[Stored entries]
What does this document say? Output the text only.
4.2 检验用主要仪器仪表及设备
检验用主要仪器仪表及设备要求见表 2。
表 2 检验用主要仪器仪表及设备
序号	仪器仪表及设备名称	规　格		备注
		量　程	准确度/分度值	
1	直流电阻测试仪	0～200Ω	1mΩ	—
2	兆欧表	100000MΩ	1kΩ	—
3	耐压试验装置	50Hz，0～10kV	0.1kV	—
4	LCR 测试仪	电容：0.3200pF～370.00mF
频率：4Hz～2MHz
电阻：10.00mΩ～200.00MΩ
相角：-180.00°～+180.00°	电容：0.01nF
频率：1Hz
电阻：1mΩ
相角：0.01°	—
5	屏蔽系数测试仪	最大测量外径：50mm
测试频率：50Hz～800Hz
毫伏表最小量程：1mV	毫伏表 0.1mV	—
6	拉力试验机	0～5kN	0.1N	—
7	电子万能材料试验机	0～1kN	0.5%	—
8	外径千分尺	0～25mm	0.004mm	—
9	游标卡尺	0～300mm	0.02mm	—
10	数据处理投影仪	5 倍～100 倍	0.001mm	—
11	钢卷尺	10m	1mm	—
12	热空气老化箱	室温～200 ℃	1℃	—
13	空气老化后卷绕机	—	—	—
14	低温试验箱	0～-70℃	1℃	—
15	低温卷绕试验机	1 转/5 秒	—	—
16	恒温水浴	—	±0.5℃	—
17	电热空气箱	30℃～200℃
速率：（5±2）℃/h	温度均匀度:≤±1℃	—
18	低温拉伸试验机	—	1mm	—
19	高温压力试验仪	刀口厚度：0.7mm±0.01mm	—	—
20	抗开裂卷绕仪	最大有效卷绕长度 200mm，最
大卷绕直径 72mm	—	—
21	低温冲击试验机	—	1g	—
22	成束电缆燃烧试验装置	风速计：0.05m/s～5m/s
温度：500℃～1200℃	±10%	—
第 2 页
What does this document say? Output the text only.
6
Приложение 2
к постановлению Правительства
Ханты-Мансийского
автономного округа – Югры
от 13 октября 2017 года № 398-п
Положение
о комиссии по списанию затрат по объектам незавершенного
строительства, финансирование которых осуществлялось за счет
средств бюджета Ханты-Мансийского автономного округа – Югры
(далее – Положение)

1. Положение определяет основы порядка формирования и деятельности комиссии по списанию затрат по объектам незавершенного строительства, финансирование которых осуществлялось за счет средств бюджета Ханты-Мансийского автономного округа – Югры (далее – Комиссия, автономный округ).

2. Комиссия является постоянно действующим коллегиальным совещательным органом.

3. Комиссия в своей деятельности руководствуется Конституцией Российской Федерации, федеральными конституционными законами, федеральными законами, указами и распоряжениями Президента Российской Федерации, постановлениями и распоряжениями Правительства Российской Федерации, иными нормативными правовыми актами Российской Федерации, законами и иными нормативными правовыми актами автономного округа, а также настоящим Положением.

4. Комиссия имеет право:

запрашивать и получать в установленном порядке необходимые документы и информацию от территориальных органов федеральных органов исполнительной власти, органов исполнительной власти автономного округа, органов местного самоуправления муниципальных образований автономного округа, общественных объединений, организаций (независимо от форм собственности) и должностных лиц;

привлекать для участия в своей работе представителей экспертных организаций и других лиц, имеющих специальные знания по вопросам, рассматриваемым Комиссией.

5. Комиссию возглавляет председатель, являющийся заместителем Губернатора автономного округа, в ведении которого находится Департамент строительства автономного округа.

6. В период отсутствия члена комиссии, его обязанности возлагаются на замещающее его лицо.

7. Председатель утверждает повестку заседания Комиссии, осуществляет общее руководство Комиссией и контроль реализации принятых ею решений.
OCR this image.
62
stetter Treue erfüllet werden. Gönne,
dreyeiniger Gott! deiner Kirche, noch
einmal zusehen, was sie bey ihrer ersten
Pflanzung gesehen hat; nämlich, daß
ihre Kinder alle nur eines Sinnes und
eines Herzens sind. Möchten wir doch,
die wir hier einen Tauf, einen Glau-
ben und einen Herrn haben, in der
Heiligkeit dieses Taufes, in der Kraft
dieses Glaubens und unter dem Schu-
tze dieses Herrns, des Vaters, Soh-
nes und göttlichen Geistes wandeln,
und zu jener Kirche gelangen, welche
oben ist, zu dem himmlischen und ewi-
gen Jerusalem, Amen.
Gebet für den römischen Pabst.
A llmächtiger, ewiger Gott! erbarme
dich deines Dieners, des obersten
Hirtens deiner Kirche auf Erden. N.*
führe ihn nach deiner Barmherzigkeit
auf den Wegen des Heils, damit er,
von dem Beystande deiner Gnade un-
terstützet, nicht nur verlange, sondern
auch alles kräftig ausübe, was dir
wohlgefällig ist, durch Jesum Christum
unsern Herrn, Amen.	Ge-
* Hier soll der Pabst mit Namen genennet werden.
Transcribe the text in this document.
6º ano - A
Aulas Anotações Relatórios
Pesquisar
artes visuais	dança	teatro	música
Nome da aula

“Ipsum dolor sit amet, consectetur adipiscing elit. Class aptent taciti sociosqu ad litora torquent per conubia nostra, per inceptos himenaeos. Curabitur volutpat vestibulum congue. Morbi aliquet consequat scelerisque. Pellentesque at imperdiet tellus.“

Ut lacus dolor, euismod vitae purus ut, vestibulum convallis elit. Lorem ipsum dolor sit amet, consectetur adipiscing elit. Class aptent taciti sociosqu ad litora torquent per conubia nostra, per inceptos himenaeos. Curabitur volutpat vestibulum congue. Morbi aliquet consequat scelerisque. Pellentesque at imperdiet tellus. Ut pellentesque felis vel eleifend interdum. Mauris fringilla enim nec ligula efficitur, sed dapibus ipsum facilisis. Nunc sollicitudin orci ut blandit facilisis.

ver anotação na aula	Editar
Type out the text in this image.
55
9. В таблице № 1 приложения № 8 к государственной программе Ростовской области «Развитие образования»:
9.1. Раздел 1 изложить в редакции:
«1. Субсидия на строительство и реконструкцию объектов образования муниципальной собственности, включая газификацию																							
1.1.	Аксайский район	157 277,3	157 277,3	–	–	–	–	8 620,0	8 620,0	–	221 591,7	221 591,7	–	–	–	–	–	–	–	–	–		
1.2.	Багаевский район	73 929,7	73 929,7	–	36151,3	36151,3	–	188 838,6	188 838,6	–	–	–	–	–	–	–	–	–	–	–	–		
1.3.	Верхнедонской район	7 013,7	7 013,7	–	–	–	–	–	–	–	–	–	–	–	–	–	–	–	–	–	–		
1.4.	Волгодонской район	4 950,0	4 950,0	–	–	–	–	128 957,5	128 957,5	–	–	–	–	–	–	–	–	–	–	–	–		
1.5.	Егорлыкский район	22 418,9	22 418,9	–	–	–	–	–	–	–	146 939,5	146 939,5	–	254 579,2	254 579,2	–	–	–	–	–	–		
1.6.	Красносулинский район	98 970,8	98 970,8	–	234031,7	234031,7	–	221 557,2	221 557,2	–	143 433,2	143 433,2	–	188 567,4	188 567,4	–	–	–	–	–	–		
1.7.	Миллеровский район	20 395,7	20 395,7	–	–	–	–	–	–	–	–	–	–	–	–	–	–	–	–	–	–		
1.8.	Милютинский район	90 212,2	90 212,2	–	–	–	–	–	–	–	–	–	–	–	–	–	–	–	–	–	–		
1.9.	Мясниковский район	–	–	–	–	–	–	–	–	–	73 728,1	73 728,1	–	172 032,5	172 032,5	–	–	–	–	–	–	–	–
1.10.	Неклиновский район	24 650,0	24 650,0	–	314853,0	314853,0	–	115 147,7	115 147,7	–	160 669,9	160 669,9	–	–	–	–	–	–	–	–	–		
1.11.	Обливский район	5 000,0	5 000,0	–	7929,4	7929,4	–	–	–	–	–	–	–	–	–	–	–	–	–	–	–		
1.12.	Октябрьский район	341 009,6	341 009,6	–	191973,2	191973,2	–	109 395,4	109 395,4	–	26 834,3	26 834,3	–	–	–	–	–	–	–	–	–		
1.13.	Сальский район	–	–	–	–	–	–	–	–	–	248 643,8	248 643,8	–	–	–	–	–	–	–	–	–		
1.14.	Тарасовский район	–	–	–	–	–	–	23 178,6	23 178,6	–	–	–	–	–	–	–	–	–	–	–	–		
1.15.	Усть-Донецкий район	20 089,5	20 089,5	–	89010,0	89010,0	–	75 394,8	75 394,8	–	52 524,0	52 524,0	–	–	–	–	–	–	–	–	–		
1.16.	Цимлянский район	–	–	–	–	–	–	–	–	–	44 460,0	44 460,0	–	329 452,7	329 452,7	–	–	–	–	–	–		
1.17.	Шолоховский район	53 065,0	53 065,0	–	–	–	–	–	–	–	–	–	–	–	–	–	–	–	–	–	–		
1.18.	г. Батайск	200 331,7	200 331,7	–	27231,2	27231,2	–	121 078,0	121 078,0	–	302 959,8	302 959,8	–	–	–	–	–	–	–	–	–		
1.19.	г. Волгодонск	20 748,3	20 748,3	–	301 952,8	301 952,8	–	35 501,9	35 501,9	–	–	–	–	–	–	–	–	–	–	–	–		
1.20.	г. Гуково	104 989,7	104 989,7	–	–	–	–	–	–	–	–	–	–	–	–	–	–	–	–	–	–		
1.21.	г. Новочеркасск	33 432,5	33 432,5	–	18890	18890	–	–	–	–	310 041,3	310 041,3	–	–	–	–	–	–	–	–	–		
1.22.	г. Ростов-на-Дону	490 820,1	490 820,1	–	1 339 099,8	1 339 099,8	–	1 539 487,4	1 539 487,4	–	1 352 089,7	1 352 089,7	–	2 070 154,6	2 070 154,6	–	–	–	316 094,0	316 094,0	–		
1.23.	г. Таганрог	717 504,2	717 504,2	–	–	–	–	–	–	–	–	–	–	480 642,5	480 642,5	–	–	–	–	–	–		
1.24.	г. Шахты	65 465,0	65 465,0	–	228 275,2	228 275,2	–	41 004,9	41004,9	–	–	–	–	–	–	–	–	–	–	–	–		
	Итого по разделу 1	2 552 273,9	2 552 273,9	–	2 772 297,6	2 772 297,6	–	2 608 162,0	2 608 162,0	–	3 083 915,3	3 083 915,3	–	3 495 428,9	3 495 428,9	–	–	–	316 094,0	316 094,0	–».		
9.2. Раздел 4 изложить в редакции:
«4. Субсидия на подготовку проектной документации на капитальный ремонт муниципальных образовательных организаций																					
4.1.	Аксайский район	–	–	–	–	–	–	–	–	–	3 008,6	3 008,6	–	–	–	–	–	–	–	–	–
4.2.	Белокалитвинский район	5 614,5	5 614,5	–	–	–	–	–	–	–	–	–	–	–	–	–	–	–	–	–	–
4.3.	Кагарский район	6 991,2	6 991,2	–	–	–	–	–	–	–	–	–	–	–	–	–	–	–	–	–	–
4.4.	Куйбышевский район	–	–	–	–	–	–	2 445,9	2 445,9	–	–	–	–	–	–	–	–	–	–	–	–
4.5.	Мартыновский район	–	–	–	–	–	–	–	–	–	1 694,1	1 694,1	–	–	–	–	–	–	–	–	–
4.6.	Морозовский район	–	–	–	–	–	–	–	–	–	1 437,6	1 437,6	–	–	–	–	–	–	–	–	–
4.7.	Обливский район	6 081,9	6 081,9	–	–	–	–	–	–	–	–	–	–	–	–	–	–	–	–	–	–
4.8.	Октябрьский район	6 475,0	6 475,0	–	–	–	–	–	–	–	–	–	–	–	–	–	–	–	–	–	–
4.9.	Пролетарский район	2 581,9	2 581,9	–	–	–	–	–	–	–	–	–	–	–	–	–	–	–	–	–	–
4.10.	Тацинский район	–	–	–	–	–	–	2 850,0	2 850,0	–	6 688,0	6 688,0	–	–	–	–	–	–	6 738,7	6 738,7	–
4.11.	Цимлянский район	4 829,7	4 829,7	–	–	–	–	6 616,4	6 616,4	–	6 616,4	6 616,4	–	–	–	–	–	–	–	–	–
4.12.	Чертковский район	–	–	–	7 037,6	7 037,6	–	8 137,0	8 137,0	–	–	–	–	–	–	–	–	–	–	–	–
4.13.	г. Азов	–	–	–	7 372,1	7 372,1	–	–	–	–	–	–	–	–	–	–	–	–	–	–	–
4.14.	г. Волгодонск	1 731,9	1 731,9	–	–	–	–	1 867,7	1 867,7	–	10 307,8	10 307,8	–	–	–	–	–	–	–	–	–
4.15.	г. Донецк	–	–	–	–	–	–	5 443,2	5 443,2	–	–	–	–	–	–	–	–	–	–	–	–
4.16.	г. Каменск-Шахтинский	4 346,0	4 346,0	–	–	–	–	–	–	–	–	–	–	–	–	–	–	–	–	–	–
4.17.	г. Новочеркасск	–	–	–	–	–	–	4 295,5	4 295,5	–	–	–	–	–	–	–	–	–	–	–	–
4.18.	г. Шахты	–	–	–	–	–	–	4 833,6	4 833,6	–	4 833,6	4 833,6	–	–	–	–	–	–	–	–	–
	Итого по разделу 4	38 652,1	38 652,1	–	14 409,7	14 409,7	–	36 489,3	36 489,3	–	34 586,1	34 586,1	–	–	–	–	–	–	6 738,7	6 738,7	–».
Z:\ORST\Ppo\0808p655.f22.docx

EXERCISE REQUIREMENTS:
Copy every line above that includes the string "собственности".

CORRECT RESPONSE:
запрашивать и получать в установленном порядке необходимые документы и информацию от территориальных органов федеральных органов исполнительной власти, органов исполнительной власти автономного округа, органов местного самоуправления муниципальных образований автономного округа, общественных объединений, организаций (независимо от форм собственности) и должностных лиц;
«1. Субсидия на строительство и реконструкцию объектов образования муниципальной собственности, включая газификацию																							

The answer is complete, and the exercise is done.